Find the lines holding "Nick" and copy them.

• **RECORDED INFORMATION**
┄┄┄┄┄┄┄┄┄┄┄┄┄┄┄┄┄┄┄┄
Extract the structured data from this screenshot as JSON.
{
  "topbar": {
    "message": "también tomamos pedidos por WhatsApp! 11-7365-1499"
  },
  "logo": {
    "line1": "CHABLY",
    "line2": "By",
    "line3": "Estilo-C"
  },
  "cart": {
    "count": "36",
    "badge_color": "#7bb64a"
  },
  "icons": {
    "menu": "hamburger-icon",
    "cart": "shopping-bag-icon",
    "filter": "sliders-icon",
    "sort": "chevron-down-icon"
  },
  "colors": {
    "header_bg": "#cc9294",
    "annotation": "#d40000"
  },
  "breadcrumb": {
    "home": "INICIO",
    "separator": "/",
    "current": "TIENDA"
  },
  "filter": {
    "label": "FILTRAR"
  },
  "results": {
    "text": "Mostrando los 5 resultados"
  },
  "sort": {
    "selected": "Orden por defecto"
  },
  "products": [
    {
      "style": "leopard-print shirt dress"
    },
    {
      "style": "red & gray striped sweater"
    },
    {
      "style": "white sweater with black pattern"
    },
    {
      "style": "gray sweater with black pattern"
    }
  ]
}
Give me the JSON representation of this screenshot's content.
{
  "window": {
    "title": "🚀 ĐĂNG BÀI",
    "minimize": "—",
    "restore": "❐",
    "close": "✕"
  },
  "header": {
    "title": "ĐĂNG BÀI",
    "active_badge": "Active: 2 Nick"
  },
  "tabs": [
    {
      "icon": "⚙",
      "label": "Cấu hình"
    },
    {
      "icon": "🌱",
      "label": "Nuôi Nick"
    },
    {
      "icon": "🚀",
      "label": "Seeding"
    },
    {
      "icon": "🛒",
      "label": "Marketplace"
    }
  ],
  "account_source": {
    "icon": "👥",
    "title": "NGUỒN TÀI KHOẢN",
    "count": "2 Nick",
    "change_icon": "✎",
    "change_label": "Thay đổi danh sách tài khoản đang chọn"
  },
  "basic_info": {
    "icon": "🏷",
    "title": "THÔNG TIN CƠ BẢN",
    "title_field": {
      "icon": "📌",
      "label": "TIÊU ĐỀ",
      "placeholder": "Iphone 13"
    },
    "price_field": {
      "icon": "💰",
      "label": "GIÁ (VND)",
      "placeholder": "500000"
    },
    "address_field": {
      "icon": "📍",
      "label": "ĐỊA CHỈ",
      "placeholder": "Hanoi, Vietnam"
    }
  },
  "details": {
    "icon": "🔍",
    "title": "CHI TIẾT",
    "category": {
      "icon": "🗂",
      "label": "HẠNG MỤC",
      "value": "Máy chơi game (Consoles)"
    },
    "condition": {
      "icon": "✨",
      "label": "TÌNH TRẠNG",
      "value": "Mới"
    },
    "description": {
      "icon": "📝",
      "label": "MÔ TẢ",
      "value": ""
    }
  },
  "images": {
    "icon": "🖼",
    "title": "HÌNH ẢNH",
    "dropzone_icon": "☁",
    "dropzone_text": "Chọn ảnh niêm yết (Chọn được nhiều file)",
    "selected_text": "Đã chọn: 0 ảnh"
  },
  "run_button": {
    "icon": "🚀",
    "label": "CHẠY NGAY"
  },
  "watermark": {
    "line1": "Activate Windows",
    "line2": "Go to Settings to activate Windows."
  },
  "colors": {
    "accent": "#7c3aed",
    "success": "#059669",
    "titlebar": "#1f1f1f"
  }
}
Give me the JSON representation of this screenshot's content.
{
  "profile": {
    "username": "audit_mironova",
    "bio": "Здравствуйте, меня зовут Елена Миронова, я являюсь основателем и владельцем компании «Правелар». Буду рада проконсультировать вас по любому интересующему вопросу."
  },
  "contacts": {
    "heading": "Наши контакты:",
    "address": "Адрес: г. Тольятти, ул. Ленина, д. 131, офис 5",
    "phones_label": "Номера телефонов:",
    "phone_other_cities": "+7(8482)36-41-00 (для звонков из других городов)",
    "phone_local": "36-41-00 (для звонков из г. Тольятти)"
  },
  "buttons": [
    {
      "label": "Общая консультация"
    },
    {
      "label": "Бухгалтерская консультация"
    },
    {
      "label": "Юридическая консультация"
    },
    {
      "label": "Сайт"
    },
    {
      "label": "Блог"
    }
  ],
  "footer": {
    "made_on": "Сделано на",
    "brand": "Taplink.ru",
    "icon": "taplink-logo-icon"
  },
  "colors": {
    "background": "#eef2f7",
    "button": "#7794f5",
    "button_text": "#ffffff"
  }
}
┄┄┄┄┄┄┄┄┄┄┄┄┄┄┄┄┄┄┄┄
• **PROBLEM SOLUTION**
    "active_badge": "Active: 2 Nick"
      "label": "Nuôi Nick"
    "count": "2 Nick",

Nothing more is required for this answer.